Requirement:
Return each line of the material verbatim.
* begin *
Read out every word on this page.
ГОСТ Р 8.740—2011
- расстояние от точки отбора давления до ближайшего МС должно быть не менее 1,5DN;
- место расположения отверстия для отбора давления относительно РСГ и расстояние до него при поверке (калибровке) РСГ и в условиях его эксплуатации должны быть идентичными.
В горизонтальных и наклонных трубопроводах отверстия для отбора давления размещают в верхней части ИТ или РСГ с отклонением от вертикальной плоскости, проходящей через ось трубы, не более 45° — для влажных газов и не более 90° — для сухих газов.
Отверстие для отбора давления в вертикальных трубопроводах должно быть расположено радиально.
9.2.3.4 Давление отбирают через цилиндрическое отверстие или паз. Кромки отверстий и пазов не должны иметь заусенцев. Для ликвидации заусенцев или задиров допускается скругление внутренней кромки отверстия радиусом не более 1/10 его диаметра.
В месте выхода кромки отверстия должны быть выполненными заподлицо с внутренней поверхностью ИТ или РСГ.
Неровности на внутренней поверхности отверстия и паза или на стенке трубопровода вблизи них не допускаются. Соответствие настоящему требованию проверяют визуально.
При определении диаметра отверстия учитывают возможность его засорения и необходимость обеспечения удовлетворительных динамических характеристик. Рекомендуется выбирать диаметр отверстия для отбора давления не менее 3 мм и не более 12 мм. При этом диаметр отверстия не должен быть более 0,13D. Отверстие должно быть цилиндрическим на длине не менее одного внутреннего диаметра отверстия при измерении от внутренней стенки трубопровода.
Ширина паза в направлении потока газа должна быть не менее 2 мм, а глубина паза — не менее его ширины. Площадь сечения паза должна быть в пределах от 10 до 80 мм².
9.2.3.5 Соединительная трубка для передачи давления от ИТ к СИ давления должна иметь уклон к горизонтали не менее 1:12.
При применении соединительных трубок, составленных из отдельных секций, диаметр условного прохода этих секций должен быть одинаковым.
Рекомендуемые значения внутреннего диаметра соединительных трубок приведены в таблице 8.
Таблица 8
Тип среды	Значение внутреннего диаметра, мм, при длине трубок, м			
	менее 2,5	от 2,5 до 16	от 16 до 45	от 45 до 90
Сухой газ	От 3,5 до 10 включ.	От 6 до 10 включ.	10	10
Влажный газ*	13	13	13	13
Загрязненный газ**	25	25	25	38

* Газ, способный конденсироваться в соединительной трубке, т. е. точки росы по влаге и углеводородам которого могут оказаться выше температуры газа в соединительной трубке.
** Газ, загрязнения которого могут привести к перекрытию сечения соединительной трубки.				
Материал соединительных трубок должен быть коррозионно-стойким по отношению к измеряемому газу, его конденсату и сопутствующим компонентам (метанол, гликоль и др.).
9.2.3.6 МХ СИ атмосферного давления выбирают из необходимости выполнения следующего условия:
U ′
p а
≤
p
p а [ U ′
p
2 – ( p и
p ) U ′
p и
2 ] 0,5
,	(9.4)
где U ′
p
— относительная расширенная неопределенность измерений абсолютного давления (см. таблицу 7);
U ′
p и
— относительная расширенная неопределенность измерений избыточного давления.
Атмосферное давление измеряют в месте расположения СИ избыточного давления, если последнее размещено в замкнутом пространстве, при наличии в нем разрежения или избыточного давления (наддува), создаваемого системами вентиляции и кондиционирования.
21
* end *
Final result:
Read out every word on this page.
ГОСТ Р 8.740—2011
- расстояние от точки отбора давления до ближайшего МС должно быть не менее 1,5DN;
- место расположения отверстия для отбора давления относительно РСГ и расстояние до него при поверке (калибровке) РСГ и в условиях его эксплуатации должны быть идентичными.
В горизонтальных и наклонных трубопроводах отверстия для отбора давления размещают в верхней части ИТ или РСГ с отклонением от вертикальной плоскости, проходящей через ось трубы, не более 45° — для влажных газов и не более 90° — для сухих газов.
Отверстие для отбора давления в вертикальных трубопроводах должно быть расположено радиально.
9.2.3.4 Давление отбирают через цилиндрическое отверстие или паз. Кромки отверстий и пазов не должны иметь заусенцев. Для ликвидации заусенцев или задиров допускается скругление внутренней кромки отверстия радиусом не более 1/10 его диаметра.
В месте выхода кромки отверстия должны быть выполненными заподлицо с внутренней поверхностью ИТ или РСГ.
Неровности на внутренней поверхности отверстия и паза или на стенке трубопровода вблизи них не допускаются. Соответствие настоящему требованию проверяют визуально.
При определении диаметра отверстия учитывают возможность его засорения и необходимость обеспечения удовлетворительных динамических характеристик. Рекомендуется выбирать диаметр отверстия для отбора давления не менее 3 мм и не более 12 мм. При этом диаметр отверстия не должен быть более 0,13D. Отверстие должно быть цилиндрическим на длине не менее одного внутреннего диаметра отверстия при измерении от внутренней стенки трубопровода.
Ширина паза в направлении потока газа должна быть не менее 2 мм, а глубина паза — не менее его ширины. Площадь сечения паза должна быть в пределах от 10 до 80 мм².
9.2.3.5 Соединительная трубка для передачи давления от ИТ к СИ давления должна иметь уклон к горизонтали не менее 1:12.
При применении соединительных трубок, составленных из отдельных секций, диаметр условного прохода этих секций должен быть одинаковым.
Рекомендуемые значения внутреннего диаметра соединительных трубок приведены в таблице 8.
Таблица 8
Тип среды	Значение внутреннего диаметра, мм, при длине трубок, м			
	менее 2,5	от 2,5 до 16	от 16 до 45	от 45 до 90
Сухой газ	От 3,5 до 10 включ.	От 6 до 10 включ.	10	10
Влажный газ*	13	13	13	13
Загрязненный газ**	25	25	25	38

* Газ, способный конденсироваться в соединительной трубке, т. е. точки росы по влаге и углеводородам которого могут оказаться выше температуры газа в соединительной трубке.
** Газ, загрязнения которого могут привести к перекрытию сечения соединительной трубки.				
Материал соединительных трубок должен быть коррозионно-стойким по отношению к измеряемому газу, его конденсату и сопутствующим компонентам (метанол, гликоль и др.).
9.2.3.6 МХ СИ атмосферного давления выбирают из необходимости выполнения следующего условия:
U ′
p а
≤
p
p а [ U ′
p
2 – ( p и
p ) U ′
p и
2 ] 0,5
,	(9.4)
где U ′
p
— относительная расширенная неопределенность измерений абсолютного давления (см. таблицу 7);
U ′
p и
— относительная расширенная неопределенность измерений избыточного давления.
Атмосферное давление измеряют в месте расположения СИ избыточного давления, если последнее размещено в замкнутом пространстве, при наличии в нем разрежения или избыточного давления (наддува), создаваемого системами вентиляции и кондиционирования.
21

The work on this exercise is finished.